• AVAILABLE RECORDS:
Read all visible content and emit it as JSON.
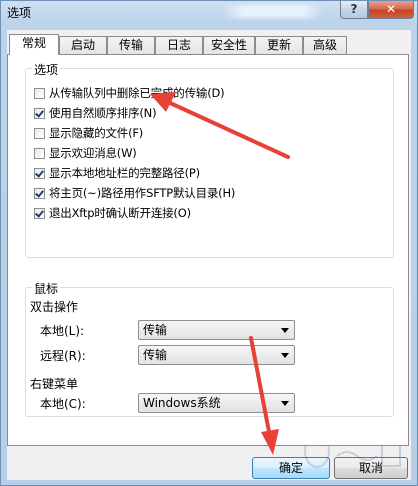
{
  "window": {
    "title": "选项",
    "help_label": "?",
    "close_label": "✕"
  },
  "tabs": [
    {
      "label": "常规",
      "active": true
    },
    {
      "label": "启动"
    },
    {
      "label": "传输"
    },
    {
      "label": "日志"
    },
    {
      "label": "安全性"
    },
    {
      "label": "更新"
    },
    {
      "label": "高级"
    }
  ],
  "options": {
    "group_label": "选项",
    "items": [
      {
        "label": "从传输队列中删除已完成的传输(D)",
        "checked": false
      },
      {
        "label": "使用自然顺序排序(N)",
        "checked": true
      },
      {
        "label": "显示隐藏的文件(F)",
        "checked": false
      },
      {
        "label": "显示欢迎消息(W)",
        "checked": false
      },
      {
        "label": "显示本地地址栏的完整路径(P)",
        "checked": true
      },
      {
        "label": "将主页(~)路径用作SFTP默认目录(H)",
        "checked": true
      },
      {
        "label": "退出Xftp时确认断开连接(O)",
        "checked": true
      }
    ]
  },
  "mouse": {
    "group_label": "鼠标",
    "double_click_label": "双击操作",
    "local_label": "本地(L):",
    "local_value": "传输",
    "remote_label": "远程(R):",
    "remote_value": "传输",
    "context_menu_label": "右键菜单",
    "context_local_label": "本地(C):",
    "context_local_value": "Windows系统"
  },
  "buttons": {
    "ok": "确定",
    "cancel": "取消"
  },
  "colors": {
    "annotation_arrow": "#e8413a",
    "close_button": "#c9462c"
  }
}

• WORK TO BE COMPLETED: Each entry above should be reproduced exactly, with the pictures removed.

• FULL OUTPUT:
Read all visible content and emit it as JSON.
{
  "window": {
    "title": "选项",
    "help_label": "?",
    "close_label": "✕"
  },
  "tabs": [
    {
      "label": "常规",
      "active": true
    },
    {
      "label": "启动"
    },
    {
      "label": "传输"
    },
    {
      "label": "日志"
    },
    {
      "label": "安全性"
    },
    {
      "label": "更新"
    },
    {
      "label": "高级"
    }
  ],
  "options": {
    "group_label": "选项",
    "items": [
      {
        "label": "从传输队列中删除已完成的传输(D)",
        "checked": false
      },
      {
        "label": "使用自然顺序排序(N)",
        "checked": true
      },
      {
        "label": "显示隐藏的文件(F)",
        "checked": false
      },
      {
        "label": "显示欢迎消息(W)",
        "checked": false
      },
      {
        "label": "显示本地地址栏的完整路径(P)",
        "checked": true
      },
      {
        "label": "将主页(~)路径用作SFTP默认目录(H)",
        "checked": true
      },
      {
        "label": "退出Xftp时确认断开连接(O)",
        "checked": true
      }
    ]
  },
  "mouse": {
    "group_label": "鼠标",
    "double_click_label": "双击操作",
    "local_label": "本地(L):",
    "local_value": "传输",
    "remote_label": "远程(R):",
    "remote_value": "传输",
    "context_menu_label": "右键菜单",
    "context_local_label": "本地(C):",
    "context_local_value": "Windows系统"
  },
  "buttons": {
    "ok": "确定",
    "cancel": "取消"
  },
  "colors": {
    "annotation_arrow": "#e8413a",
    "close_button": "#c9462c"
  }
}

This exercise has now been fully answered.